* _EXERCISE MATERIAL_
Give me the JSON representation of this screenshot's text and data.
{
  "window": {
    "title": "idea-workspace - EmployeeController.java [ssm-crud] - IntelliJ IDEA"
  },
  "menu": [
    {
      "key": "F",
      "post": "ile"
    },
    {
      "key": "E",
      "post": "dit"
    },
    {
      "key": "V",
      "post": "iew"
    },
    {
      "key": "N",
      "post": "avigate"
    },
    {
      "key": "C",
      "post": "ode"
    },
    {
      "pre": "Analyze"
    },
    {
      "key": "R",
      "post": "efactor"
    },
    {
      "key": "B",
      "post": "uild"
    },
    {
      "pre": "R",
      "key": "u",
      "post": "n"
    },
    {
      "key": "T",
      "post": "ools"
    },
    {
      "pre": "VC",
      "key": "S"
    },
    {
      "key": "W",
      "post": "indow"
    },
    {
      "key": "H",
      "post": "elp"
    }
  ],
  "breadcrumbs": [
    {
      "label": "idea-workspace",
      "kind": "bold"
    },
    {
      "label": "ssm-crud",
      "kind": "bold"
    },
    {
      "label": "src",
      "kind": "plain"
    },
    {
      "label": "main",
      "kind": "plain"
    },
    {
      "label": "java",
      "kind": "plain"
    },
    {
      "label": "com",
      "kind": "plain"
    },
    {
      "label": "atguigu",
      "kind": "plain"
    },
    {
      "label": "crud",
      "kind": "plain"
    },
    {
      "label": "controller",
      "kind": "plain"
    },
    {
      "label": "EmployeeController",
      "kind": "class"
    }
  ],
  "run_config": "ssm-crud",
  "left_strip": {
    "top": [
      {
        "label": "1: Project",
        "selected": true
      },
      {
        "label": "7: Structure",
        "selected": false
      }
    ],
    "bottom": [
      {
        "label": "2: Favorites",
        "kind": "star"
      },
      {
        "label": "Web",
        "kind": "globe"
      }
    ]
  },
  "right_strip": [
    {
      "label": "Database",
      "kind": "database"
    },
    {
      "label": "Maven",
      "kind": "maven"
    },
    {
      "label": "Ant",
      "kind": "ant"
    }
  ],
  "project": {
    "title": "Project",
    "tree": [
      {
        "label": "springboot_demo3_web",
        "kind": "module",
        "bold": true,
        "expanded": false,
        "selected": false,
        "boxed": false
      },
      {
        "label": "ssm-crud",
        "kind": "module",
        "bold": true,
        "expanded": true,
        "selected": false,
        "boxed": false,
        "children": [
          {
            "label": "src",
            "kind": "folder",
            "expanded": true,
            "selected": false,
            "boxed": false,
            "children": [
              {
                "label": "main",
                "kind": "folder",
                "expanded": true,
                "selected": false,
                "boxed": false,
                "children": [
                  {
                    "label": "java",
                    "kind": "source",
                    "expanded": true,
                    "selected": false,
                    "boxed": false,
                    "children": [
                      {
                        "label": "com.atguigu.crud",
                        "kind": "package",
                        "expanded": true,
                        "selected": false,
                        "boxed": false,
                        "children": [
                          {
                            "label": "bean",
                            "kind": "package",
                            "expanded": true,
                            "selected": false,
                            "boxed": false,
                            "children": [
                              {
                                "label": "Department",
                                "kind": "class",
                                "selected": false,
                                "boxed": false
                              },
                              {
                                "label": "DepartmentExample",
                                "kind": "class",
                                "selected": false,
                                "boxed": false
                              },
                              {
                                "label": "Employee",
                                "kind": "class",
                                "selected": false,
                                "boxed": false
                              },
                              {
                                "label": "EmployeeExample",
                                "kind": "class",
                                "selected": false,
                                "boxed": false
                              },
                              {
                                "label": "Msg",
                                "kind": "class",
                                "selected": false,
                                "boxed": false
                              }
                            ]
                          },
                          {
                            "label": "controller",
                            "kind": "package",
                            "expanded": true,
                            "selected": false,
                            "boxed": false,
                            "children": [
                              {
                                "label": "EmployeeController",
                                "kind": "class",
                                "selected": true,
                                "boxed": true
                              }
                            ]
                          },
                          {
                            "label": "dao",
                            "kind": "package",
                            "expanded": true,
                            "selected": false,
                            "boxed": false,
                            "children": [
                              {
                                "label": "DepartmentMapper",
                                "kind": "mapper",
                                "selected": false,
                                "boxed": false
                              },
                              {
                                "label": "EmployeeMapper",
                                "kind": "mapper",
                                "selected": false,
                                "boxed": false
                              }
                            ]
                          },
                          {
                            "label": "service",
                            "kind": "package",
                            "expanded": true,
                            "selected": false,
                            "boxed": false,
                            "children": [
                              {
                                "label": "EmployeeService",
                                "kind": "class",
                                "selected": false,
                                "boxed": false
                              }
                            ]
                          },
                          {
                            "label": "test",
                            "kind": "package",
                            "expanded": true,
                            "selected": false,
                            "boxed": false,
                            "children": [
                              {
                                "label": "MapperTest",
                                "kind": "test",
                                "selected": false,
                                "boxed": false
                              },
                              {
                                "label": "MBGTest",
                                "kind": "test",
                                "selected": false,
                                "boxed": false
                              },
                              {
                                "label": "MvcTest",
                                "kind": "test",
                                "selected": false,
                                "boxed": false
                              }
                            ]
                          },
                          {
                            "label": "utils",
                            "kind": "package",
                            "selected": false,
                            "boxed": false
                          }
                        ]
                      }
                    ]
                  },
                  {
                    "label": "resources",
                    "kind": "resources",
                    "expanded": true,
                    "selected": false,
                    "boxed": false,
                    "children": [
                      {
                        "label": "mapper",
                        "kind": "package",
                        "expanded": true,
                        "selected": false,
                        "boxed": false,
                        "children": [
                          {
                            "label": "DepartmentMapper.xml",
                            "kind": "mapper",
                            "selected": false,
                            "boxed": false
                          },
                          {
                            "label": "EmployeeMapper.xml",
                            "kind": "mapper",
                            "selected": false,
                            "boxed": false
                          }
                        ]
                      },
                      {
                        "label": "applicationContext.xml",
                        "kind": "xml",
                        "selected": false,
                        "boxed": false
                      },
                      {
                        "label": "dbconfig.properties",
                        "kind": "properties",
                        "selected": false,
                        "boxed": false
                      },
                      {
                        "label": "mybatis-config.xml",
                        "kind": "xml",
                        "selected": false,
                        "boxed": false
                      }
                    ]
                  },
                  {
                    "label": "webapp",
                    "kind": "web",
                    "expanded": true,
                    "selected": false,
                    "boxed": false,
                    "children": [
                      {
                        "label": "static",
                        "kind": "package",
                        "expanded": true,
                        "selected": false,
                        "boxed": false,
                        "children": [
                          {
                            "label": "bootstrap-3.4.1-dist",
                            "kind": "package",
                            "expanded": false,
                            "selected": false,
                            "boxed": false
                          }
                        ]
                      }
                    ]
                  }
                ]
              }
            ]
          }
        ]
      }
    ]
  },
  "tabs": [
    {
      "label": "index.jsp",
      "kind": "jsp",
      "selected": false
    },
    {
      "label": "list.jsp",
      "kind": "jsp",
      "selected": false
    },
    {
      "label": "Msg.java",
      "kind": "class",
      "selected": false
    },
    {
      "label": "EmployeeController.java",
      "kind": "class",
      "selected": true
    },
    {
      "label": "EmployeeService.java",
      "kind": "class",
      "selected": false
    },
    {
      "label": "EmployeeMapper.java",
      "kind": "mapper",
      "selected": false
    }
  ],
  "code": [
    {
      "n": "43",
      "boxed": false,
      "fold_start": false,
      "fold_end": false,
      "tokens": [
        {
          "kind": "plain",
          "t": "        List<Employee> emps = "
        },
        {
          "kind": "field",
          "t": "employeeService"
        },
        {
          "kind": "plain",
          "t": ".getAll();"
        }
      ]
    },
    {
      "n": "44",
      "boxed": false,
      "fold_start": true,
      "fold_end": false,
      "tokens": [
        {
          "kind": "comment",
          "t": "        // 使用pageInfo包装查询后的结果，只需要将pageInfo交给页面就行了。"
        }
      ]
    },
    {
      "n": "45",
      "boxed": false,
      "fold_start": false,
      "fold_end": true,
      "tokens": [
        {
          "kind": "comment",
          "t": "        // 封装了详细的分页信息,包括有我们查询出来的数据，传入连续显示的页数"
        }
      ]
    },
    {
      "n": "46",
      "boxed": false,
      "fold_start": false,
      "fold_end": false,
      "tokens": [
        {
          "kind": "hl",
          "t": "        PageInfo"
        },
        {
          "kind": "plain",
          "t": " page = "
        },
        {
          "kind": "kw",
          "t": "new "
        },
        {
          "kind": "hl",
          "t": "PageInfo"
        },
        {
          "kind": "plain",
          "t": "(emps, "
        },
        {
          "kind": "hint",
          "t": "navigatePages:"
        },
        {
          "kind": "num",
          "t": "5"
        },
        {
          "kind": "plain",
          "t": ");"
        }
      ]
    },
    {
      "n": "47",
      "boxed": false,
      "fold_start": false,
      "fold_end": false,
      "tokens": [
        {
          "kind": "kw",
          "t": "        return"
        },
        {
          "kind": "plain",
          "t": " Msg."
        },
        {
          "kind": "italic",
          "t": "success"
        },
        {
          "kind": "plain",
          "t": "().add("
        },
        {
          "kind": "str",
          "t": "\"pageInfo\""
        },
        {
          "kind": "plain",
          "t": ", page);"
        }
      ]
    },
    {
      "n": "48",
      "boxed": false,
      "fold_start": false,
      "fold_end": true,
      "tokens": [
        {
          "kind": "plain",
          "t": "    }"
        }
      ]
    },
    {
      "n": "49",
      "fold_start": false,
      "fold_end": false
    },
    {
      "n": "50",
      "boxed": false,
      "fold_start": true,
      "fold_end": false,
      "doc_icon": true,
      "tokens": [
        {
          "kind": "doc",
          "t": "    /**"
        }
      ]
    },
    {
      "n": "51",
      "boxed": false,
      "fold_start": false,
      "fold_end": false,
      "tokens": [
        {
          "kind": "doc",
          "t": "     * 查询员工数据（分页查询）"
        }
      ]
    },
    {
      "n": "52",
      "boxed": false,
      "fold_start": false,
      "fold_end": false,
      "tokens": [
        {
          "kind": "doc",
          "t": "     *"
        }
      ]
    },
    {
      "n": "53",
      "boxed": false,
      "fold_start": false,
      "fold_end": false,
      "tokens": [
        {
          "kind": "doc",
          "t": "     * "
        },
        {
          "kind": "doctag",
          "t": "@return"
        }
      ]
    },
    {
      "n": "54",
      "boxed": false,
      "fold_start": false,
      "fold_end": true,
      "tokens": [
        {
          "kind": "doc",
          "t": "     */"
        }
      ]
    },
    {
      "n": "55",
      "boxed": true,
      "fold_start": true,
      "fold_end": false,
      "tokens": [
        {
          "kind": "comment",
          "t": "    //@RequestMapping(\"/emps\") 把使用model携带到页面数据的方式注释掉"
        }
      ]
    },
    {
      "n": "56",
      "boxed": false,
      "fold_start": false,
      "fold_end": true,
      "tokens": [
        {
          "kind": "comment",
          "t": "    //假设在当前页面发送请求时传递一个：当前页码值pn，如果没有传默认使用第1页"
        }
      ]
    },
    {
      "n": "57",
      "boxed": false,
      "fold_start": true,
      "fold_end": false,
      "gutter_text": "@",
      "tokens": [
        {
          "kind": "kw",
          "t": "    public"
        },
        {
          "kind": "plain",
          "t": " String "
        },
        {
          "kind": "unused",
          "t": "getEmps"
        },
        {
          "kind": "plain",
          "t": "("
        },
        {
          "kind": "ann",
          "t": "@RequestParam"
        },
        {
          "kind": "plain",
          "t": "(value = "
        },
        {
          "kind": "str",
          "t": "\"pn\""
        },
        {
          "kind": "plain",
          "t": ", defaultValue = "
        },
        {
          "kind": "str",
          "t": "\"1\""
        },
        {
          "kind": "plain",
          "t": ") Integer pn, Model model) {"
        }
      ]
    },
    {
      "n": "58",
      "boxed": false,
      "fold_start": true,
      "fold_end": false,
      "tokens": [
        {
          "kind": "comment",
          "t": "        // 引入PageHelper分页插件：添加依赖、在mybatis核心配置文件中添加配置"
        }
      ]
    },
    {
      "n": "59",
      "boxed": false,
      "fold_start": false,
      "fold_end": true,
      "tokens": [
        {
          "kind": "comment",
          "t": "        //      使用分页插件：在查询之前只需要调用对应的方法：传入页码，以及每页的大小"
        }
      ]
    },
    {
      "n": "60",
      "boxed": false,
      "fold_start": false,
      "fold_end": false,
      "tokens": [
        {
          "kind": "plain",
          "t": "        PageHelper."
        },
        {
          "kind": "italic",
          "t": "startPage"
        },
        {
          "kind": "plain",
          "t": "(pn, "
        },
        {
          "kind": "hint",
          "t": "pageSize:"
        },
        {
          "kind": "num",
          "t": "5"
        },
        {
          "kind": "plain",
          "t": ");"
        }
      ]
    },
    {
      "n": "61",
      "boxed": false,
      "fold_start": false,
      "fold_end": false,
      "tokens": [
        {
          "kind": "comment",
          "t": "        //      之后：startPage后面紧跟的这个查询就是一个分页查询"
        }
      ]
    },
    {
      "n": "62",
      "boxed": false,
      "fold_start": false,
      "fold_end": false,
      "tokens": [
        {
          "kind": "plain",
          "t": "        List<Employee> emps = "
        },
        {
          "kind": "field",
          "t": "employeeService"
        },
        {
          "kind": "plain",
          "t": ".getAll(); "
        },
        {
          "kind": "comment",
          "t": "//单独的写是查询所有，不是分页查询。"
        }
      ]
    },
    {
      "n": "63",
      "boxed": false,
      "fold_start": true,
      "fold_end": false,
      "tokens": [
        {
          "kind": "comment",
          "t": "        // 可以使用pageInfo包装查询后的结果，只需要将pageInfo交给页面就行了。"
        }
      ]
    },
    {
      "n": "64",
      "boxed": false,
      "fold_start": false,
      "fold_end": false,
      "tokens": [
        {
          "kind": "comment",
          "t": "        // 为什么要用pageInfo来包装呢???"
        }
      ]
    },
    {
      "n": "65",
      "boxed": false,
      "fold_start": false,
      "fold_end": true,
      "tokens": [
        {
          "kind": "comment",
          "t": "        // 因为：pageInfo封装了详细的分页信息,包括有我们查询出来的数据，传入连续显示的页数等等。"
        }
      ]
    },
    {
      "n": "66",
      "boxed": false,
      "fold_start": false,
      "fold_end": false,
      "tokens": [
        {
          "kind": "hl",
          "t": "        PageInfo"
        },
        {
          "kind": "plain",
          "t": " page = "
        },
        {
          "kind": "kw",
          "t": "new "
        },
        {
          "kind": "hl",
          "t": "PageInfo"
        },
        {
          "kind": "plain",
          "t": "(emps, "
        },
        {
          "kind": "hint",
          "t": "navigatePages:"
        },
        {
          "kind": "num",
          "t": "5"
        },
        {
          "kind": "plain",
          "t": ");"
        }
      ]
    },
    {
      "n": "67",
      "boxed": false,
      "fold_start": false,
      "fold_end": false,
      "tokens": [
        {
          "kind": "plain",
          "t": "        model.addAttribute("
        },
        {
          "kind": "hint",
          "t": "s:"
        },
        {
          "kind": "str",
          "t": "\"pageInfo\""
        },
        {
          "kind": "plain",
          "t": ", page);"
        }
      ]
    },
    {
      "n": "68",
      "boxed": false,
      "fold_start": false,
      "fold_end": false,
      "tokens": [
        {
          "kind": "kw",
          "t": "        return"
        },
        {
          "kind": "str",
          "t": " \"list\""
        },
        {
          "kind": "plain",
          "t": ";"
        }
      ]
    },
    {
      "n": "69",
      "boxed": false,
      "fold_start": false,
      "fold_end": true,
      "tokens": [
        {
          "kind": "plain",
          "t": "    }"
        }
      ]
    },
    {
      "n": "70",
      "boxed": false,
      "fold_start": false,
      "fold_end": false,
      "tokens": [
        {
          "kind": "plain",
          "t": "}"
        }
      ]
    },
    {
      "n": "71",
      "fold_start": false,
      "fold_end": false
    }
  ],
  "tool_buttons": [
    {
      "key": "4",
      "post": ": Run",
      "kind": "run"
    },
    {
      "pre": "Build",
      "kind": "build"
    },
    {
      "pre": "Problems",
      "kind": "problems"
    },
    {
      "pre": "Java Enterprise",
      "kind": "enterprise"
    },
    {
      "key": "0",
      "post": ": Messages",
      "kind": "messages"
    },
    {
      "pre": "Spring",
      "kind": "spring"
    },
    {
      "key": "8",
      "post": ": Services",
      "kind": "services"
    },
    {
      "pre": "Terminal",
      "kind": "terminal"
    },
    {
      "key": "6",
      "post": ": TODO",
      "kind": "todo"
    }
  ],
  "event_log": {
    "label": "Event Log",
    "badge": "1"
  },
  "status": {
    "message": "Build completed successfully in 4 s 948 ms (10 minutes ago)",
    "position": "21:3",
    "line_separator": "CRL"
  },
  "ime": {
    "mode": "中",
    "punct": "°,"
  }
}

* _WHAT TO DO_
Looking at the entries above, say how many lines contain the word "DepartmentMapper". Only the number is wanted.

* _RESULT FOR THIS EXERCISE_
2